Select the lines that hold the word "ensuing" and copy each one.

● Given information:
-*-*-
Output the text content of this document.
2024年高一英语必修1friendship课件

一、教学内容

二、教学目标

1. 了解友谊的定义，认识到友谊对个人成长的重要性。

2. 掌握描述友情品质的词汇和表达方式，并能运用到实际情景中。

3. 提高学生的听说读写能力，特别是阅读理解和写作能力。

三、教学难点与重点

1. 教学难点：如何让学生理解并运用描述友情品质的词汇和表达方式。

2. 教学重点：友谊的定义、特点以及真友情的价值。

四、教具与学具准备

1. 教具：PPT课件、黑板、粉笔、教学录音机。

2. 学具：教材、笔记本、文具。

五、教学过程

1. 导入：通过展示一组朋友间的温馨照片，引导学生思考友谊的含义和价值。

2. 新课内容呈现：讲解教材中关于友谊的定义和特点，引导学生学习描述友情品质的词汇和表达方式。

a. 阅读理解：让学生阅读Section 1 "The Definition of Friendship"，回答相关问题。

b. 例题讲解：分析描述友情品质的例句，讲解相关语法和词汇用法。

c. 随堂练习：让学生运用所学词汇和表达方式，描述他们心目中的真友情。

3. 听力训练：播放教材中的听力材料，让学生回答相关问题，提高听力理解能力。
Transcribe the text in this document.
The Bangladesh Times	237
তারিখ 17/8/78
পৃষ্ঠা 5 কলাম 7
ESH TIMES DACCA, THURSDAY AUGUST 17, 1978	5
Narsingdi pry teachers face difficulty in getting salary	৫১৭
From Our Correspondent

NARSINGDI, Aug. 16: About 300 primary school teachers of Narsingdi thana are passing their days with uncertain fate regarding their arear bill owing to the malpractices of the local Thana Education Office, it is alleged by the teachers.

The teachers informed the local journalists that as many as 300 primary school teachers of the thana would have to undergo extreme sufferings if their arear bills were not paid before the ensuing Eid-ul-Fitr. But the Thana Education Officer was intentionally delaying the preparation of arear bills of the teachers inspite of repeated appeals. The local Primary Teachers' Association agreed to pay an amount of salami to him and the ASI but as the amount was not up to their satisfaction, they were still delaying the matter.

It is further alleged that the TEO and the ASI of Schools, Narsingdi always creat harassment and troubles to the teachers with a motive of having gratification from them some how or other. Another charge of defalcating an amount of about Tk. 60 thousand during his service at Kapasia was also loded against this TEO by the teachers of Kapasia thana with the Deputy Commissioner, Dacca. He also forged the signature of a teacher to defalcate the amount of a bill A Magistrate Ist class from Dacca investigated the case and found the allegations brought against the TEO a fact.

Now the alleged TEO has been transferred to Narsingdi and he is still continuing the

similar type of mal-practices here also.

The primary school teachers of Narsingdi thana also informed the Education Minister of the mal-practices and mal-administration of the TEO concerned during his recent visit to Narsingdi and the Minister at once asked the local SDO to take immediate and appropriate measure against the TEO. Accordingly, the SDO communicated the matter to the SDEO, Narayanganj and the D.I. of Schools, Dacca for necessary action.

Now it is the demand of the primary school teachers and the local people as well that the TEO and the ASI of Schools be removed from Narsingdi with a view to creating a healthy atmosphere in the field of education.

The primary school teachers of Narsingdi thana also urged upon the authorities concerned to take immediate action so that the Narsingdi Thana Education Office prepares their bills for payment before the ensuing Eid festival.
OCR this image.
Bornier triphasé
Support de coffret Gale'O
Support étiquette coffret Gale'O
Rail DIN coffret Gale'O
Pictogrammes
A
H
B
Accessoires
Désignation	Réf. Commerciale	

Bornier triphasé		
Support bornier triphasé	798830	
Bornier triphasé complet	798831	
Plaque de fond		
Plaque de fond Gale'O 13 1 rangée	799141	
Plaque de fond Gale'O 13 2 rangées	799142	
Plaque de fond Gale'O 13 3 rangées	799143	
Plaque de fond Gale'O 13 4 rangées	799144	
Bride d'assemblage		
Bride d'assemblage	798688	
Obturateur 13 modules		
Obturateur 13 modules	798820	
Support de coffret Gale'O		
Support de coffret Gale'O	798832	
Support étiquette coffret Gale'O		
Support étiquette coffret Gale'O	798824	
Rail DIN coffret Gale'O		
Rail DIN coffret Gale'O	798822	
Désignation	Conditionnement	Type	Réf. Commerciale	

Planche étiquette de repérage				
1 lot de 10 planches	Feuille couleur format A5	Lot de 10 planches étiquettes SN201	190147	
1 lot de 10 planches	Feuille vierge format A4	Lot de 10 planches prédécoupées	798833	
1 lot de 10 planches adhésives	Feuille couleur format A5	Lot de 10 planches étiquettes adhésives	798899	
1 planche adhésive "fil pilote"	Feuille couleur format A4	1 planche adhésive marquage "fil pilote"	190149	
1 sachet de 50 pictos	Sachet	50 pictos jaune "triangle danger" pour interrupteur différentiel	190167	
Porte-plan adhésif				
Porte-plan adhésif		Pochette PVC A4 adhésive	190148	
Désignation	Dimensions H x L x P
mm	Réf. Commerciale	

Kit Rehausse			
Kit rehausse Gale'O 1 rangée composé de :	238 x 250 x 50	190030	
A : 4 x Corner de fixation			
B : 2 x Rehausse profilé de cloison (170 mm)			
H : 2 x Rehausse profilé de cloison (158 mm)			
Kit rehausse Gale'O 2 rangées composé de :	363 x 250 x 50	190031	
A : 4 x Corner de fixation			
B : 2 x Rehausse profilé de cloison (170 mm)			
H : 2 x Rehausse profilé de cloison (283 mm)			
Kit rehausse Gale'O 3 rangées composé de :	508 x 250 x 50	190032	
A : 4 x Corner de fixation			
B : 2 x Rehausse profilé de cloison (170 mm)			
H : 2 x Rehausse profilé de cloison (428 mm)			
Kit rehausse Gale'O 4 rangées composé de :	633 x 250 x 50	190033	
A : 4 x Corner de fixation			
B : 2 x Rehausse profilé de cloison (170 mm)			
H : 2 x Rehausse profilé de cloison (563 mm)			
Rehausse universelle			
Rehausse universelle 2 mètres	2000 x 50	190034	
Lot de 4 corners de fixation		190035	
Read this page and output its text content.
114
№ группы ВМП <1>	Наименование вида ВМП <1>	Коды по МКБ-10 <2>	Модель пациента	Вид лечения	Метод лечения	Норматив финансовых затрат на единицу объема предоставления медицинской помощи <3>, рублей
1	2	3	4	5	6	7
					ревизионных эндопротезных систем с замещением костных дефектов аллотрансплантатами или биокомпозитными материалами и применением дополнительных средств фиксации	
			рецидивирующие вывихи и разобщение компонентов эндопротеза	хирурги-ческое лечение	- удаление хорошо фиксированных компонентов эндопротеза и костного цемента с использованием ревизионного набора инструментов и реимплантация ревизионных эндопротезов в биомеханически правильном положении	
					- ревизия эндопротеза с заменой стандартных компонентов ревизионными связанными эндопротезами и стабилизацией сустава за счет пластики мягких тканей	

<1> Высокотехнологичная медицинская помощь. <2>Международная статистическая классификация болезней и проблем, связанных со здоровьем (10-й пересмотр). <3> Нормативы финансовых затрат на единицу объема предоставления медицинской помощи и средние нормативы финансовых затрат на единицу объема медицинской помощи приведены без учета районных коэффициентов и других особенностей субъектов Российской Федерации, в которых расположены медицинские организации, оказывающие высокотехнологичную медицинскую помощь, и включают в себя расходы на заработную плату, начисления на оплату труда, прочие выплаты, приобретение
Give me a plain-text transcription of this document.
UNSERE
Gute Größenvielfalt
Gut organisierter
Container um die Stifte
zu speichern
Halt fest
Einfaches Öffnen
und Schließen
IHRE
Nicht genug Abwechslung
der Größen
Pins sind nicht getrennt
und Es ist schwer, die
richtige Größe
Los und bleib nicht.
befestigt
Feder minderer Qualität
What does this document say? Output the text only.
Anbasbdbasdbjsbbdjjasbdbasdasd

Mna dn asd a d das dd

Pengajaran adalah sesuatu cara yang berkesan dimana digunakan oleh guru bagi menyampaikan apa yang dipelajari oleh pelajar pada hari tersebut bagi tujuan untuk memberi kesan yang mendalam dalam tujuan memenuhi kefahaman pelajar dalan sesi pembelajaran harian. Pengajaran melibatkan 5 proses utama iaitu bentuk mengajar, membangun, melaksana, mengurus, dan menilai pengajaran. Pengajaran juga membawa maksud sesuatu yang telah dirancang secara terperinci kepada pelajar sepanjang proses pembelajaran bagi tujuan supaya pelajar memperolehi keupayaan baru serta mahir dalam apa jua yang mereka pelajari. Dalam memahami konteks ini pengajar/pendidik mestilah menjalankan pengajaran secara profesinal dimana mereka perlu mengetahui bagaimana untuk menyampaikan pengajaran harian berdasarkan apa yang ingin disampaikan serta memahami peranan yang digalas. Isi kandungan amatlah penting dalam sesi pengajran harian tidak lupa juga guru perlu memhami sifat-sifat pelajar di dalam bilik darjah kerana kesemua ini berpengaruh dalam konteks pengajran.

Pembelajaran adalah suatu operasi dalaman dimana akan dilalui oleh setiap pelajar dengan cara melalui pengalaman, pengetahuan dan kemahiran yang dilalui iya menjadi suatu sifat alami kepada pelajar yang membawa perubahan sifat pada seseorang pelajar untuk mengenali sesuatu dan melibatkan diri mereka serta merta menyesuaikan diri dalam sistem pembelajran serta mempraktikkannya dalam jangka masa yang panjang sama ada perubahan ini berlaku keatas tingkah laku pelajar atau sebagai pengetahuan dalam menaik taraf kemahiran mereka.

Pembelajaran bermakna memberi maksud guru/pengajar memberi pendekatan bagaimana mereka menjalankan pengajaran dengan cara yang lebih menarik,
-*-*-
● Full answer:
The teachers informed the local journalists that as many as 300 primary school teachers of the thana would have to undergo extreme sufferings if their arear bills were not paid before the ensuing Eid-ul-Fitr. But the Thana Education Officer was intentionally delaying the preparation of arear bills of the teachers inspite of repeated appeals. The local Primary Teachers' Association agreed to pay an amount of salami to him and the ASI but as the amount was not up to their satisfaction, they were still delaying the matter.
The primary school teachers of Narsingdi thana also urged upon the authorities concerned to take immediate action so that the Narsingdi Thana Education Office prepares their bills for payment before the ensuing Eid festival.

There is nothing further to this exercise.